TASK STATEMENT. Exclude the pictures, then restate every entry below exactly.

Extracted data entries
_ _ _ _

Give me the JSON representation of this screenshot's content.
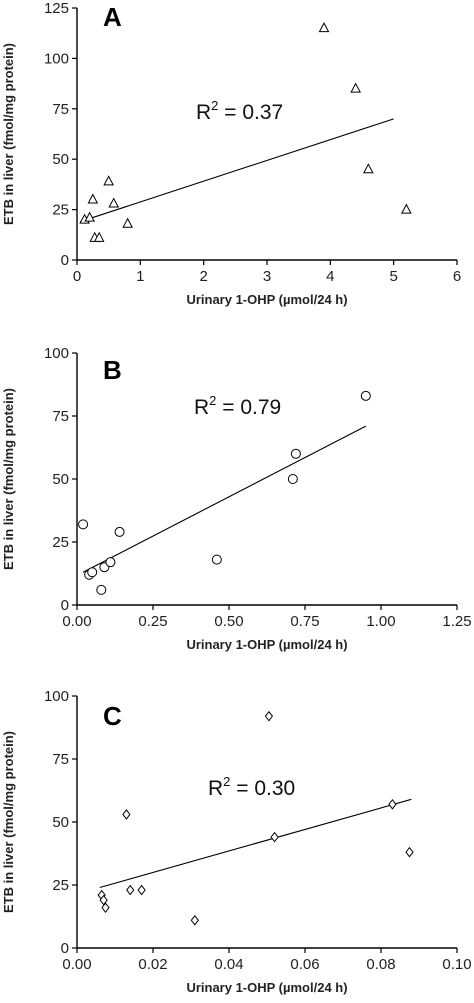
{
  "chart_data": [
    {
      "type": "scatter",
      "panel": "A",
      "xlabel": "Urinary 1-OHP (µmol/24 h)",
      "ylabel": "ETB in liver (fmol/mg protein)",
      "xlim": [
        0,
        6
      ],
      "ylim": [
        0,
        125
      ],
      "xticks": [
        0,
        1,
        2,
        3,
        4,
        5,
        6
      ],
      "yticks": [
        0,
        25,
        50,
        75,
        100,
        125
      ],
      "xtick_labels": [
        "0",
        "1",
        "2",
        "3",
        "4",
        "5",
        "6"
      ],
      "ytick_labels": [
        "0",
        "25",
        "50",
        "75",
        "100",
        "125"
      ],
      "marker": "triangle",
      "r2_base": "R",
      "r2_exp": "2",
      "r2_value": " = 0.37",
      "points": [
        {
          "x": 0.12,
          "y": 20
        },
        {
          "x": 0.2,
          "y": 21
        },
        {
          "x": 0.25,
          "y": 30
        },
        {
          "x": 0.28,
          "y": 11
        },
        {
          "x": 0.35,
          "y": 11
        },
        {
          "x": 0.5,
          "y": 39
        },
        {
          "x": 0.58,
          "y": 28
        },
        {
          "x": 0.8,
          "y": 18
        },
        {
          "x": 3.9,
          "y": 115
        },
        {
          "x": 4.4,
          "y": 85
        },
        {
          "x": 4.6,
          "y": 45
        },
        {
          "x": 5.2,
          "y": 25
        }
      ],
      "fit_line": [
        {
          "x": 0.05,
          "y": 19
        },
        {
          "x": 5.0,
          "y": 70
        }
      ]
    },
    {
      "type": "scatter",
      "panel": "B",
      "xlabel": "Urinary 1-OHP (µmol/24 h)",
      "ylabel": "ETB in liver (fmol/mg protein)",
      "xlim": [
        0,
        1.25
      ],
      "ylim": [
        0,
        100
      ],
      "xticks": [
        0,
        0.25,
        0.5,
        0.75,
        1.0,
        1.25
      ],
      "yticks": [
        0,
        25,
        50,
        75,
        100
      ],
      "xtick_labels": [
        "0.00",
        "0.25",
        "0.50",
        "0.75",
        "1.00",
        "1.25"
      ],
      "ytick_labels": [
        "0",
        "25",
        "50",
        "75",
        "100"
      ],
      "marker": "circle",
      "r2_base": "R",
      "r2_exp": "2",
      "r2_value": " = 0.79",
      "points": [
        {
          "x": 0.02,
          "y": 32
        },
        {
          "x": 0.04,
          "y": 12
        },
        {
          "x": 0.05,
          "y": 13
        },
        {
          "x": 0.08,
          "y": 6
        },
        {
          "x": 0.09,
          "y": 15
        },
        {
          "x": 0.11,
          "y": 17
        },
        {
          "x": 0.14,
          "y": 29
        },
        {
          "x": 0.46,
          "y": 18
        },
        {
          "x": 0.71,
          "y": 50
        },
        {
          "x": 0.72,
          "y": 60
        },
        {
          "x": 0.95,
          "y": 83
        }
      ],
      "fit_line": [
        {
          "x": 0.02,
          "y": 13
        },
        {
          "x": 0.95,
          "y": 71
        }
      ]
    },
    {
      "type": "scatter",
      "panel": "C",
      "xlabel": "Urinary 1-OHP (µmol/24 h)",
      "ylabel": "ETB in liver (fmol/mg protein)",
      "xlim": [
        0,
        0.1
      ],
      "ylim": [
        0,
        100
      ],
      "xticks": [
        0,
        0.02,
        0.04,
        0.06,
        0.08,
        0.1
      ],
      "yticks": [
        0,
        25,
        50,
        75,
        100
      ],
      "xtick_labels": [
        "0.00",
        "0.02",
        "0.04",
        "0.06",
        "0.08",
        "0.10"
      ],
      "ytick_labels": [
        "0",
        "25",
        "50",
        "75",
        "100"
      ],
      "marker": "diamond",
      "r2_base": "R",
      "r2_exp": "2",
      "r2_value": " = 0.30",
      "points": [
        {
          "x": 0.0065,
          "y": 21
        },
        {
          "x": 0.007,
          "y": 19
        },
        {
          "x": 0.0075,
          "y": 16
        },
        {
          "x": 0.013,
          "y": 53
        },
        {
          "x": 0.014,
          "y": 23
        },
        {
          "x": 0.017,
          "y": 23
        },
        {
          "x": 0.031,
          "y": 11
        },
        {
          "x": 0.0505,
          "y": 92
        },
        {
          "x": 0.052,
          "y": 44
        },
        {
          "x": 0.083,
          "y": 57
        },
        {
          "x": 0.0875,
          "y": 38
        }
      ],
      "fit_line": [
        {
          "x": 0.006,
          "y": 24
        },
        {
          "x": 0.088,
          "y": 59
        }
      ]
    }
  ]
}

_ _ _ _

SOLUTION FOR THIS PROBLEM.
Give me the JSON representation of this screenshot's content.
{
  "chart_data": [
    {
      "type": "scatter",
      "panel": "A",
      "xlabel": "Urinary 1-OHP (µmol/24 h)",
      "ylabel": "ETB in liver (fmol/mg protein)",
      "xlim": [
        0,
        6
      ],
      "ylim": [
        0,
        125
      ],
      "xticks": [
        0,
        1,
        2,
        3,
        4,
        5,
        6
      ],
      "yticks": [
        0,
        25,
        50,
        75,
        100,
        125
      ],
      "xtick_labels": [
        "0",
        "1",
        "2",
        "3",
        "4",
        "5",
        "6"
      ],
      "ytick_labels": [
        "0",
        "25",
        "50",
        "75",
        "100",
        "125"
      ],
      "marker": "triangle",
      "r2_base": "R",
      "r2_exp": "2",
      "r2_value": " = 0.37",
      "points": [
        {
          "x": 0.12,
          "y": 20
        },
        {
          "x": 0.2,
          "y": 21
        },
        {
          "x": 0.25,
          "y": 30
        },
        {
          "x": 0.28,
          "y": 11
        },
        {
          "x": 0.35,
          "y": 11
        },
        {
          "x": 0.5,
          "y": 39
        },
        {
          "x": 0.58,
          "y": 28
        },
        {
          "x": 0.8,
          "y": 18
        },
        {
          "x": 3.9,
          "y": 115
        },
        {
          "x": 4.4,
          "y": 85
        },
        {
          "x": 4.6,
          "y": 45
        },
        {
          "x": 5.2,
          "y": 25
        }
      ],
      "fit_line": [
        {
          "x": 0.05,
          "y": 19
        },
        {
          "x": 5.0,
          "y": 70
        }
      ]
    },
    {
      "type": "scatter",
      "panel": "B",
      "xlabel": "Urinary 1-OHP (µmol/24 h)",
      "ylabel": "ETB in liver (fmol/mg protein)",
      "xlim": [
        0,
        1.25
      ],
      "ylim": [
        0,
        100
      ],
      "xticks": [
        0,
        0.25,
        0.5,
        0.75,
        1.0,
        1.25
      ],
      "yticks": [
        0,
        25,
        50,
        75,
        100
      ],
      "xtick_labels": [
        "0.00",
        "0.25",
        "0.50",
        "0.75",
        "1.00",
        "1.25"
      ],
      "ytick_labels": [
        "0",
        "25",
        "50",
        "75",
        "100"
      ],
      "marker": "circle",
      "r2_base": "R",
      "r2_exp": "2",
      "r2_value": " = 0.79",
      "points": [
        {
          "x": 0.02,
          "y": 32
        },
        {
          "x": 0.04,
          "y": 12
        },
        {
          "x": 0.05,
          "y": 13
        },
        {
          "x": 0.08,
          "y": 6
        },
        {
          "x": 0.09,
          "y": 15
        },
        {
          "x": 0.11,
          "y": 17
        },
        {
          "x": 0.14,
          "y": 29
        },
        {
          "x": 0.46,
          "y": 18
        },
        {
          "x": 0.71,
          "y": 50
        },
        {
          "x": 0.72,
          "y": 60
        },
        {
          "x": 0.95,
          "y": 83
        }
      ],
      "fit_line": [
        {
          "x": 0.02,
          "y": 13
        },
        {
          "x": 0.95,
          "y": 71
        }
      ]
    },
    {
      "type": "scatter",
      "panel": "C",
      "xlabel": "Urinary 1-OHP (µmol/24 h)",
      "ylabel": "ETB in liver (fmol/mg protein)",
      "xlim": [
        0,
        0.1
      ],
      "ylim": [
        0,
        100
      ],
      "xticks": [
        0,
        0.02,
        0.04,
        0.06,
        0.08,
        0.1
      ],
      "yticks": [
        0,
        25,
        50,
        75,
        100
      ],
      "xtick_labels": [
        "0.00",
        "0.02",
        "0.04",
        "0.06",
        "0.08",
        "0.10"
      ],
      "ytick_labels": [
        "0",
        "25",
        "50",
        "75",
        "100"
      ],
      "marker": "diamond",
      "r2_base": "R",
      "r2_exp": "2",
      "r2_value": " = 0.30",
      "points": [
        {
          "x": 0.0065,
          "y": 21
        },
        {
          "x": 0.007,
          "y": 19
        },
        {
          "x": 0.0075,
          "y": 16
        },
        {
          "x": 0.013,
          "y": 53
        },
        {
          "x": 0.014,
          "y": 23
        },
        {
          "x": 0.017,
          "y": 23
        },
        {
          "x": 0.031,
          "y": 11
        },
        {
          "x": 0.0505,
          "y": 92
        },
        {
          "x": 0.052,
          "y": 44
        },
        {
          "x": 0.083,
          "y": 57
        },
        {
          "x": 0.0875,
          "y": 38
        }
      ],
      "fit_line": [
        {
          "x": 0.006,
          "y": 24
        },
        {
          "x": 0.088,
          "y": 59
        }
      ]
    }
  ]
}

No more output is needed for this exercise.